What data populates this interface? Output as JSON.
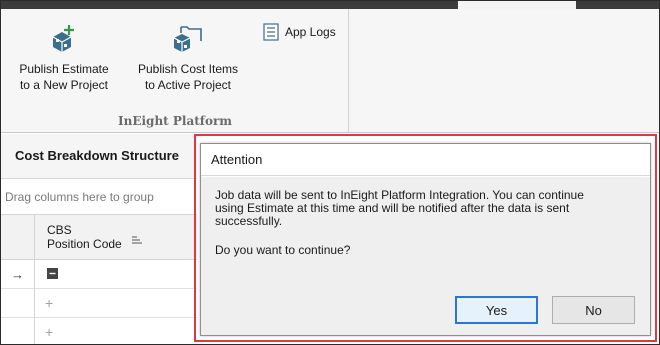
{
  "ribbon": {
    "publish_new": {
      "line1": "Publish Estimate",
      "line2": "to a New Project",
      "icon": "project-add-icon"
    },
    "publish_active": {
      "line1": "Publish Cost Items",
      "line2": "to Active Project",
      "icon": "folder-project-icon"
    },
    "app_logs": {
      "label": "App Logs",
      "icon": "list-document-icon"
    },
    "group_label": "InEight Platform"
  },
  "grid": {
    "title": "Cost Breakdown Structure",
    "group_panel": "Drag columns here to group",
    "column": {
      "line1": "CBS",
      "line2": "Position Code"
    },
    "rows": [
      {
        "indicator": "→",
        "expander": "collapse"
      },
      {
        "indicator": "",
        "expander": "+"
      },
      {
        "indicator": "",
        "expander": "+"
      }
    ]
  },
  "dialog": {
    "title": "Attention",
    "message": "Job data will be sent to InEight Platform Integration. You can continue using Estimate at this time and will be notified after the data is sent successfully.",
    "question": "Do you want to continue?",
    "yes_label": "Yes",
    "no_label": "No"
  },
  "colors": {
    "highlight": "#e0383e",
    "primary_button_border": "#2a76d2"
  }
}
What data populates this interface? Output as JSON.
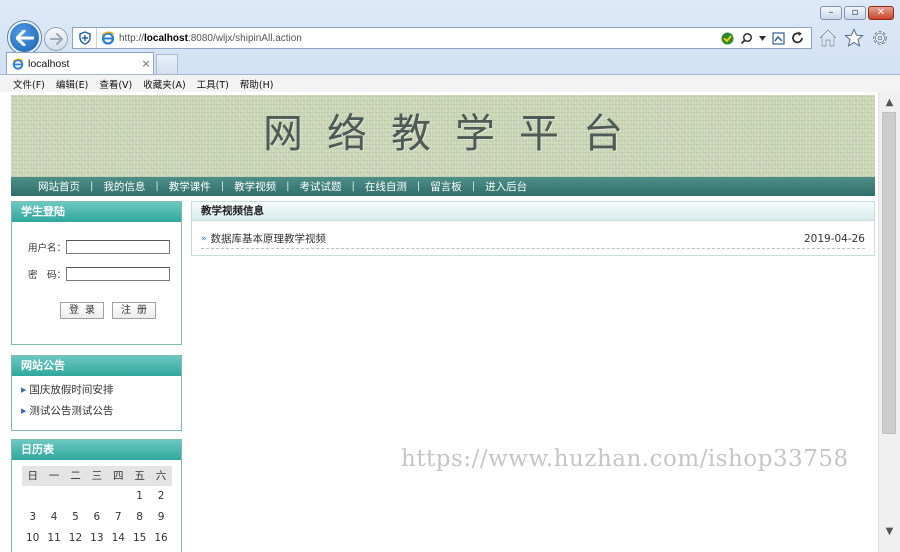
{
  "browser": {
    "url_prefix": "http://",
    "url_host": "localhost",
    "url_rest": ":8080/wljx/shipinAll.action",
    "tab_title": "localhost",
    "tab_close": "×",
    "menu": [
      "文件(F)",
      "编辑(E)",
      "查看(V)",
      "收藏夹(A)",
      "工具(T)",
      "帮助(H)"
    ]
  },
  "site": {
    "title": "网络教学平台",
    "nav": [
      "网站首页",
      "我的信息",
      "教学课件",
      "教学视频",
      "考试试题",
      "在线自测",
      "留言板",
      "进入后台"
    ],
    "nav_separator": "|"
  },
  "login": {
    "heading": "学生登陆",
    "username_label": "用户名：",
    "password_label": "密　码：",
    "login_button": "登录",
    "register_button": "注册"
  },
  "notice": {
    "heading": "网站公告",
    "items": [
      "国庆放假时间安排",
      "测试公告测试公告"
    ]
  },
  "calendar": {
    "heading": "日历表",
    "weekdays": [
      "日",
      "一",
      "二",
      "三",
      "四",
      "五",
      "六"
    ],
    "rows": [
      [
        "",
        "",
        "",
        "",
        "",
        "1",
        "2"
      ],
      [
        "3",
        "4",
        "5",
        "6",
        "7",
        "8",
        "9"
      ],
      [
        "10",
        "11",
        "12",
        "13",
        "14",
        "15",
        "16"
      ]
    ]
  },
  "videos": {
    "heading": "教学视频信息",
    "items": [
      {
        "title": "数据库基本原理教学视频",
        "date": "2019-04-26"
      }
    ]
  },
  "watermark": "https://www.huzhan.com/ishop33758",
  "colors": {
    "nav_bar": "#2f6e69",
    "panel_header": "#2ea79c",
    "panel_border": "#7fbbb4",
    "ie_back": "#1a5fb4"
  },
  "icons": [
    "back-arrow-icon",
    "forward-arrow-icon",
    "shield-icon",
    "ie-logo-icon",
    "compat-view-icon",
    "search-icon",
    "refresh-icon",
    "home-icon",
    "favorites-star-icon",
    "gear-icon"
  ]
}
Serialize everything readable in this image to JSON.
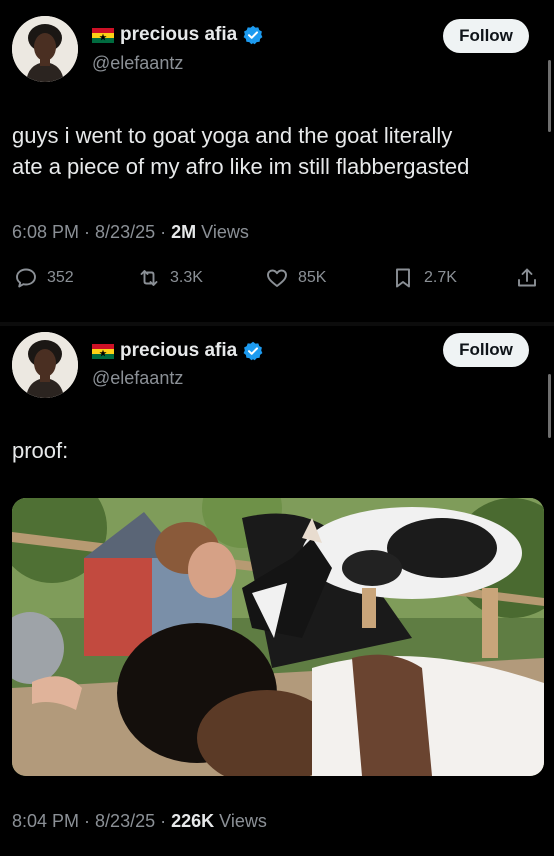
{
  "posts": [
    {
      "author": {
        "name": "precious afia",
        "handle": "@elefaantz",
        "flag_icon": "ghana-flag-icon",
        "verified": true
      },
      "follow_label": "Follow",
      "text_lines": [
        "guys i went to goat yoga and the goat literally",
        "ate a piece of my afro like im still flabbergasted"
      ],
      "time": "6:08 PM",
      "date": "8/23/25",
      "views_count": "2M",
      "views_label": "Views",
      "stats": {
        "replies": "352",
        "reposts": "3.3K",
        "likes": "85K",
        "bookmarks": "2.7K"
      }
    },
    {
      "author": {
        "name": "precious afia",
        "handle": "@elefaantz",
        "flag_icon": "ghana-flag-icon",
        "verified": true
      },
      "follow_label": "Follow",
      "text": "proof:",
      "time": "8:04 PM",
      "date": "8/23/25",
      "views_count": "226K",
      "views_label": "Views",
      "media_description_icon": "photo-goat-yoga"
    }
  ],
  "colors": {
    "background": "#000000",
    "text": "#e7e9ea",
    "muted": "#8b9096",
    "verified": "#1d9bf0",
    "follow_bg": "#eff3f4"
  },
  "icons": [
    "reply-icon",
    "repost-icon",
    "like-icon",
    "bookmark-icon",
    "share-icon",
    "verified-badge-icon"
  ]
}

Objective:
Each entry must be retyped word for word, with every image omitted.

Response to this exercise:
What data populates this interface? Output as JSON.
{
  "ribbon": {
    "publish_new": {
      "line1": "Publish Estimate",
      "line2": "to a New Project",
      "icon": "project-add-icon"
    },
    "publish_active": {
      "line1": "Publish Cost Items",
      "line2": "to Active Project",
      "icon": "folder-project-icon"
    },
    "app_logs": {
      "label": "App Logs",
      "icon": "list-document-icon"
    },
    "group_label": "InEight Platform"
  },
  "grid": {
    "title": "Cost Breakdown Structure",
    "group_panel": "Drag columns here to group",
    "column": {
      "line1": "CBS",
      "line2": "Position Code"
    },
    "rows": [
      {
        "indicator": "→",
        "expander": "collapse"
      },
      {
        "indicator": "",
        "expander": "+"
      },
      {
        "indicator": "",
        "expander": "+"
      }
    ]
  },
  "dialog": {
    "title": "Attention",
    "message": "Job data will be sent to InEight Platform Integration. You can continue using Estimate at this time and will be notified after the data is sent successfully.",
    "question": "Do you want to continue?",
    "yes_label": "Yes",
    "no_label": "No"
  },
  "colors": {
    "highlight": "#e0383e",
    "primary_button_border": "#2a76d2"
  }
}
What data populates this interface? Output as JSON.
{
  "browser": {
    "url_prefix": "http://",
    "url_host": "localhost",
    "url_rest": ":8080/wljx/shipinAll.action",
    "tab_title": "localhost",
    "tab_close": "×",
    "menu": [
      "文件(F)",
      "编辑(E)",
      "查看(V)",
      "收藏夹(A)",
      "工具(T)",
      "帮助(H)"
    ]
  },
  "site": {
    "title": "网络教学平台",
    "nav": [
      "网站首页",
      "我的信息",
      "教学课件",
      "教学视频",
      "考试试题",
      "在线自测",
      "留言板",
      "进入后台"
    ],
    "nav_separator": "|"
  },
  "login": {
    "heading": "学生登陆",
    "username_label": "用户名：",
    "password_label": "密　码：",
    "login_button": "登录",
    "register_button": "注册"
  },
  "notice": {
    "heading": "网站公告",
    "items": [
      "国庆放假时间安排",
      "测试公告测试公告"
    ]
  },
  "calendar": {
    "heading": "日历表",
    "weekdays": [
      "日",
      "一",
      "二",
      "三",
      "四",
      "五",
      "六"
    ],
    "rows": [
      [
        "",
        "",
        "",
        "",
        "",
        "1",
        "2"
      ],
      [
        "3",
        "4",
        "5",
        "6",
        "7",
        "8",
        "9"
      ],
      [
        "10",
        "11",
        "12",
        "13",
        "14",
        "15",
        "16"
      ]
    ]
  },
  "videos": {
    "heading": "教学视频信息",
    "items": [
      {
        "title": "数据库基本原理教学视频",
        "date": "2019-04-26"
      }
    ]
  },
  "watermark": "https://www.huzhan.com/ishop33758",
  "colors": {
    "nav_bar": "#2f6e69",
    "panel_header": "#2ea79c",
    "panel_border": "#7fbbb4",
    "ie_back": "#1a5fb4"
  },
  "icons": [
    "back-arrow-icon",
    "forward-arrow-icon",
    "shield-icon",
    "ie-logo-icon",
    "compat-view-icon",
    "search-icon",
    "refresh-icon",
    "home-icon",
    "favorites-star-icon",
    "gear-icon"
  ]
}
Serialize everything readable in this image to JSON.
{
  "posts": [
    {
      "author": {
        "name": "precious afia",
        "handle": "@elefaantz",
        "flag_icon": "ghana-flag-icon",
        "verified": true
      },
      "follow_label": "Follow",
      "text_lines": [
        "guys i went to goat yoga and the goat literally",
        "ate a piece of my afro like im still flabbergasted"
      ],
      "time": "6:08 PM",
      "date": "8/23/25",
      "views_count": "2M",
      "views_label": "Views",
      "stats": {
        "replies": "352",
        "reposts": "3.3K",
        "likes": "85K",
        "bookmarks": "2.7K"
      }
    },
    {
      "author": {
        "name": "precious afia",
        "handle": "@elefaantz",
        "flag_icon": "ghana-flag-icon",
        "verified": true
      },
      "follow_label": "Follow",
      "text": "proof:",
      "time": "8:04 PM",
      "date": "8/23/25",
      "views_count": "226K",
      "views_label": "Views",
      "media_description_icon": "photo-goat-yoga"
    }
  ],
  "colors": {
    "background": "#000000",
    "text": "#e7e9ea",
    "muted": "#8b9096",
    "verified": "#1d9bf0",
    "follow_bg": "#eff3f4"
  },
  "icons": [
    "reply-icon",
    "repost-icon",
    "like-icon",
    "bookmark-icon",
    "share-icon",
    "verified-badge-icon"
  ]
}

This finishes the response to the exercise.